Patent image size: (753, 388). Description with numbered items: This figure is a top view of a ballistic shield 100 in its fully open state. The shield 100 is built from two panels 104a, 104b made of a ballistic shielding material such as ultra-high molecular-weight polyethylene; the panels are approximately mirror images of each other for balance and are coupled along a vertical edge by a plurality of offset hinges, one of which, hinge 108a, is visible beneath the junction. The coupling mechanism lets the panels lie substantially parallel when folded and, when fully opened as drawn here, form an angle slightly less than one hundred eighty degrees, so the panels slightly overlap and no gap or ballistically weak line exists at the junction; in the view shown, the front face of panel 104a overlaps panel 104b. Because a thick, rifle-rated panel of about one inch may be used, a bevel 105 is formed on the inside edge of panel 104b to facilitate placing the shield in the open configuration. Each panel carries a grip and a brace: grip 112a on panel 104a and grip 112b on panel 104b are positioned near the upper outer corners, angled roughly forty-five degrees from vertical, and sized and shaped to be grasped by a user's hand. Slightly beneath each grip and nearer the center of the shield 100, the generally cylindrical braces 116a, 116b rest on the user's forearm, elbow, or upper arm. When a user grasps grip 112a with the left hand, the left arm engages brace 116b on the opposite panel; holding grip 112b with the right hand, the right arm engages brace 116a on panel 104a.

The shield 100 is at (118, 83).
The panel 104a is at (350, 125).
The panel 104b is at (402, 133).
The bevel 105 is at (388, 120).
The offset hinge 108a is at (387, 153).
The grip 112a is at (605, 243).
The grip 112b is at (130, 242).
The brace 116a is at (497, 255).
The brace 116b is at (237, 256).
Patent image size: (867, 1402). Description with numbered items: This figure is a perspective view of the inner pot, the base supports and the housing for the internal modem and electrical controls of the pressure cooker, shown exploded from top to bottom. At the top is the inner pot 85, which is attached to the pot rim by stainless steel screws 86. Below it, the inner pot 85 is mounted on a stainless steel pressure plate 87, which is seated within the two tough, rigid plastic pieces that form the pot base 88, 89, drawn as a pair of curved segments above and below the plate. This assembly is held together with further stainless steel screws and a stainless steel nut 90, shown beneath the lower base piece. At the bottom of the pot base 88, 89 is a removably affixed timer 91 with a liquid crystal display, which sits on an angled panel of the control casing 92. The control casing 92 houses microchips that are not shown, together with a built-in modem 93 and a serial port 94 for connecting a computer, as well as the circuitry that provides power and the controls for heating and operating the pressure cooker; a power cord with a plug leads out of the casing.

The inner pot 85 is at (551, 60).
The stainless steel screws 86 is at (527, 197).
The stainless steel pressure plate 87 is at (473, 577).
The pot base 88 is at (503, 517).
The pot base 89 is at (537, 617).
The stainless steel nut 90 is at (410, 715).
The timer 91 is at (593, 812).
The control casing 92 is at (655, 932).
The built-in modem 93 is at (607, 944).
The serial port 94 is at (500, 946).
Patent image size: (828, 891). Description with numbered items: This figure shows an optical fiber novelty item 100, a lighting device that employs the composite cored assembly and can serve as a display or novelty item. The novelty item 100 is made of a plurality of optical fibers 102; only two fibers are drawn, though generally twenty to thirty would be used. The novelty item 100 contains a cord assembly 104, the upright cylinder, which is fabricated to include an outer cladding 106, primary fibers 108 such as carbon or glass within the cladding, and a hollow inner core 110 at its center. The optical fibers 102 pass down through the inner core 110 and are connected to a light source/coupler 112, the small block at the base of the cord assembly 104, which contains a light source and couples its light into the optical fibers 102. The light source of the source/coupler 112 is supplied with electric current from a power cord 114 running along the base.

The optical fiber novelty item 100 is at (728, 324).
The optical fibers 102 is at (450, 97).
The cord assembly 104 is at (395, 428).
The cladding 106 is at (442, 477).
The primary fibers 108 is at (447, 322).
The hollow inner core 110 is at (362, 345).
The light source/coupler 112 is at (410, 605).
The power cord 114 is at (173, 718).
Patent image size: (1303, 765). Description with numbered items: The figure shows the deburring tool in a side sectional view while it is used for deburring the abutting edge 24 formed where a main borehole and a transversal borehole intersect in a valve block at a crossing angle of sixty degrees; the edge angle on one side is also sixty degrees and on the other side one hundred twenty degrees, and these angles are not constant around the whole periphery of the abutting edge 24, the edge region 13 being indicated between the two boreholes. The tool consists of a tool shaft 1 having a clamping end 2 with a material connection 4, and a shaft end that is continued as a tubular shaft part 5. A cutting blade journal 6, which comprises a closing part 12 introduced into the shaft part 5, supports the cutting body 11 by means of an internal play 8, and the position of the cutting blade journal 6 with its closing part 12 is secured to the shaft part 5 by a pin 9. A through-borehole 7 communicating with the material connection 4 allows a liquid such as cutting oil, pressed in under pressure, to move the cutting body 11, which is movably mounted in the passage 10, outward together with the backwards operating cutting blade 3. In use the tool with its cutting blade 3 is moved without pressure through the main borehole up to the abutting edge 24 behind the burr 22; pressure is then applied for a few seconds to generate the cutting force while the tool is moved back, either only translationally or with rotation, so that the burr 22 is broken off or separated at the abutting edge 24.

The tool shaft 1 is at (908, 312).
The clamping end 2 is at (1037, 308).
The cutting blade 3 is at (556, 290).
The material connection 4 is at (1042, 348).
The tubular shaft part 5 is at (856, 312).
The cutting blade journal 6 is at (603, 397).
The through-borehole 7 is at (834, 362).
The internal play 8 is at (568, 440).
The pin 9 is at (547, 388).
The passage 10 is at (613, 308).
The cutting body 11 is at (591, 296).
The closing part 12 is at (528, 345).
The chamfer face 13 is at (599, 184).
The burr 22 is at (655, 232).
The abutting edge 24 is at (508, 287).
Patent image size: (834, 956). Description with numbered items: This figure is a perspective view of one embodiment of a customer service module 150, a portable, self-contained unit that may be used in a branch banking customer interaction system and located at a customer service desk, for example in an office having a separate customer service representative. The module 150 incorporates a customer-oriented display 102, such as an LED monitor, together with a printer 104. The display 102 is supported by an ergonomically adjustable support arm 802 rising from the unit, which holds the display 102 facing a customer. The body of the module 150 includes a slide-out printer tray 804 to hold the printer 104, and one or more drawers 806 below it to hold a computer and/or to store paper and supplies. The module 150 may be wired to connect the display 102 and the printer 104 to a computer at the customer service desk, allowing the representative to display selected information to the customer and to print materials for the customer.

______

• [Goal of the exercise]: From the items above, pull out each line that contains the string "control". Case counts.

• [Result of the exercise]:
Patent image size: (867, 1402). Description with numbered items: This figure is a perspective view of the inner pot, the base supports and the housing for the internal modem and electrical controls of the pressure cooker, shown exploded from top to bottom. At the top is the inner pot 85, which is attached to the pot rim by stainless steel screws 86. Below it, the inner pot 85 is mounted on a stainless steel pressure plate 87, which is seated within the two tough, rigid plastic pieces that form the pot base 88, 89, drawn as a pair of curved segments above and below the plate. This assembly is held together with further stainless steel screws and a stainless steel nut 90, shown beneath the lower base piece. At the bottom of the pot base 88, 89 is a removably affixed timer 91 with a liquid crystal display, which sits on an angled panel of the control casing 92. The control casing 92 houses microchips that are not shown, together with a built-in modem 93 and a serial port 94 for connecting a computer, as well as the circuitry that provides power and the controls for heating and operating the pressure cooker; a power cord with a plug leads out of the casing.
The control casing 92 is at (655, 932).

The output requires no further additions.